-- start Data supplied --

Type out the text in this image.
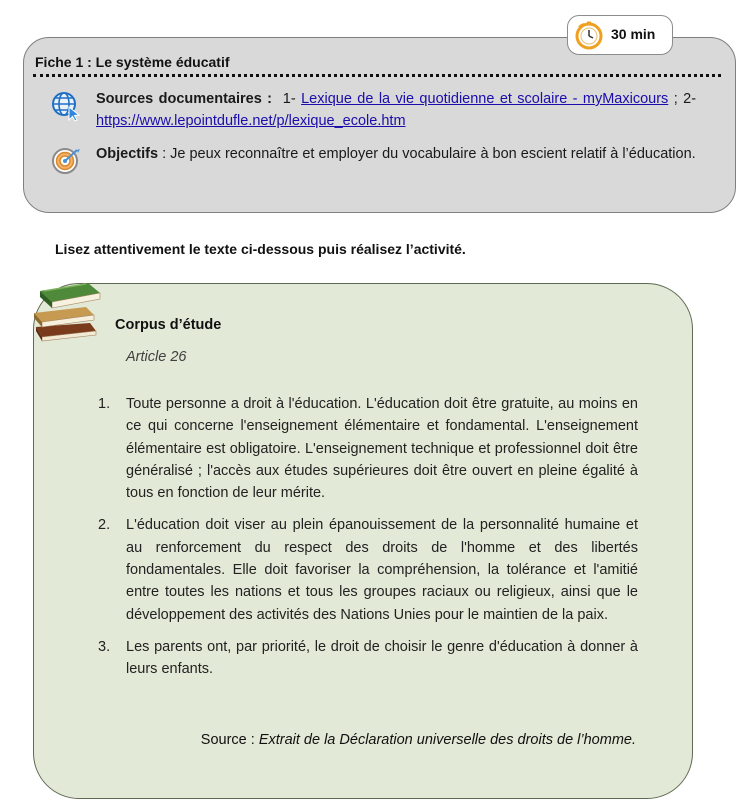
Fiche 1 : Le système éducatif
30 min
Sources documentaires : 1- Lexique de la vie quotidienne et scolaire - myMaxicours ; 2- https://www.lepointdufle.net/p/lexique_ecole.htm
Objectifs : Je peux reconnaître et employer du vocabulaire à bon escient relatif à l’éducation.
Lisez attentivement le texte ci-dessous puis réalisez l’activité.
Corpus d’étude
Article 26
1. Toute personne a droit à l'éducation. L'éducation doit être gratuite, au moins en ce qui concerne l'enseignement élémentaire et fondamental. L'enseignement élémentaire est obligatoire. L'enseignement technique et professionnel doit être généralisé ; l'accès aux études supérieures doit être ouvert en pleine égalité à tous en fonction de leur mérite.
2. L'éducation doit viser au plein épanouissement de la personnalité humaine et au renforcement du respect des droits de l'homme et des libertés fondamentales. Elle doit favoriser la compréhension, la tolérance et l'amitié entre toutes les nations et tous les groupes raciaux ou religieux, ainsi que le développement des activités des Nations Unies pour le maintien de la paix.
3. Les parents ont, par priorité, le droit de choisir le genre d'éducation à donner à leurs enfants.
Source : Extrait de la Déclaration universelle des droits de l’homme.
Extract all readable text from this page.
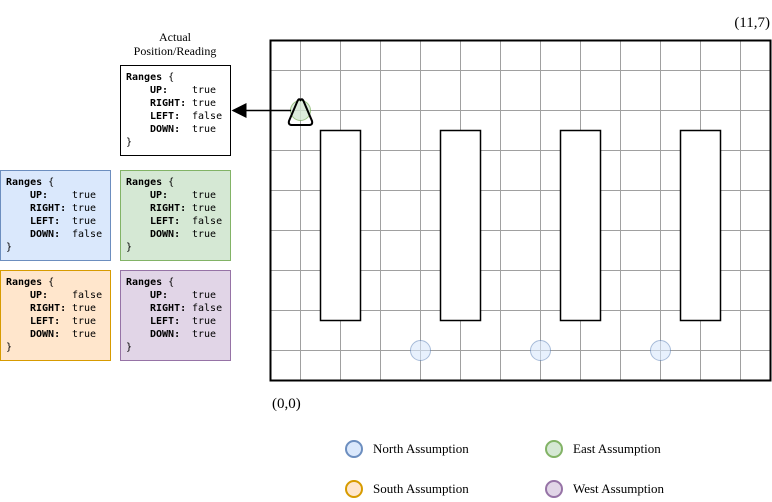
Actual
Position/Reading
Ranges {
UP:	true
RIGHT: true
LEFT:	false
DOWN:	true
}
Ranges {
UP:	true
RIGHT: true
LEFT:	true
DOWN:	false
}
Ranges {
UP:	true
RIGHT: true
LEFT:	false
DOWN:	true
}
Ranges {
UP:	false
RIGHT: true
LEFT:	true
DOWN:	true
}
Ranges {
UP:	true
RIGHT: false
LEFT:	true
DOWN:	true
}
(11,7)
(0,0)
North Assumption	East Assumption
South Assumption	West Assumption
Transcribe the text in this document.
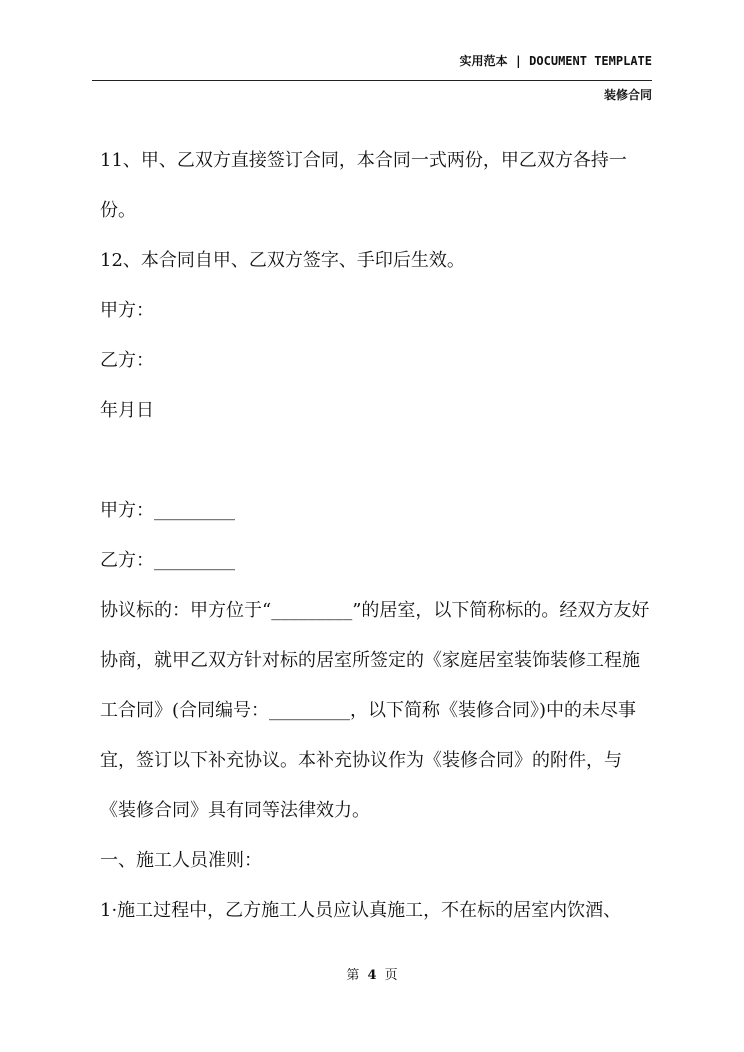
实用范本 | DOCUMENT TEMPLATE
装修合同

11、甲、乙双方直接签订合同，本合同一式两份，甲乙双方各持一份。

12、本合同自甲、乙双方签字、手印后生效。

甲方：

乙方：

年月日

甲方：_________

乙方：_________

协议标的：甲方位于“_________”的居室，以下简称标的。经双方友好协商，就甲乙双方针对标的居室所签定的《家庭居室装饰装修工程施工合同》(合同编号：_________，以下简称《装修合同》)中的未尽事宜，签订以下补充协议。本补充协议作为《装修合同》的附件，与《装修合同》具有同等法律效力。

一、施工人员准则：

1·施工过程中，乙方施工人员应认真施工，不在标的居室内饮酒、

第 4 页
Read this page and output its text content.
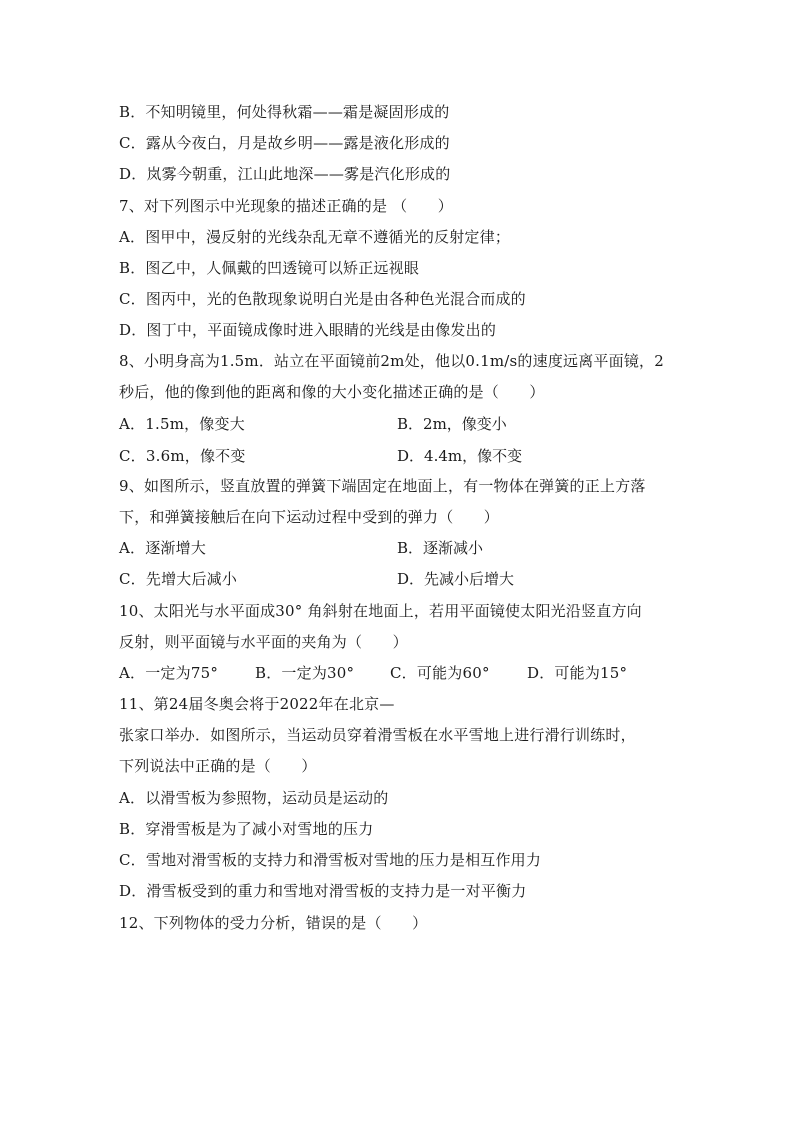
B．不知明镜里，何处得秋霜——霜是凝固形成的
C．露从今夜白，月是故乡明——露是液化形成的
D．岚雾今朝重，江山此地深——雾是汽化形成的
7、对下列图示中光现象的描述正确的是 （　　）
A．图甲中，漫反射的光线杂乱无章不遵循光的反射定律；
B．图乙中，人佩戴的凹透镜可以矫正远视眼
C．图丙中，光的色散现象说明白光是由各种色光混合而成的
D．图丁中，平面镜成像时进入眼睛的光线是由像发出的
8、小明身高为1.5m．站立在平面镜前2m处，他以0.1m/s的速度远离平面镜，2
秒后，他的像到他的距离和像的大小变化描述正确的是（　　）
A．1.5m，像变大	B．2m，像变小
C．3.6m，像不变	D．4.4m，像不变
9、如图所示，竖直放置的弹簧下端固定在地面上，有一物体在弹簧的正上方落
下，和弹簧接触后在向下运动过程中受到的弹力（　　）
A．逐渐增大	B．逐渐减小
C．先增大后减小	D．先减小后增大
10、太阳光与水平面成30° 角斜射在地面上，若用平面镜使太阳光沿竖直方向
反射，则平面镜与水平面的夹角为（　　）
A．一定为75° B．一定为30° C．可能为60° D．可能为15°
11、第24届冬奥会将于2022年在北京—
张家口举办．如图所示，当运动员穿着滑雪板在水平雪地上进行滑行训练时，
下列说法中正确的是（　　）
A．以滑雪板为参照物，运动员是运动的
B．穿滑雪板是为了减小对雪地的压力
C．雪地对滑雪板的支持力和滑雪板对雪地的压力是相互作用力
D．滑雪板受到的重力和雪地对滑雪板的支持力是一对平衡力
12、下列物体的受力分析，错误的是（　　）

-- end Data supplied --

# [Aim of the exercise]
Return all the lines that contain the string "Assumption".

# [Result of the exercise]
North Assumption	East Assumption
South Assumption	West Assumption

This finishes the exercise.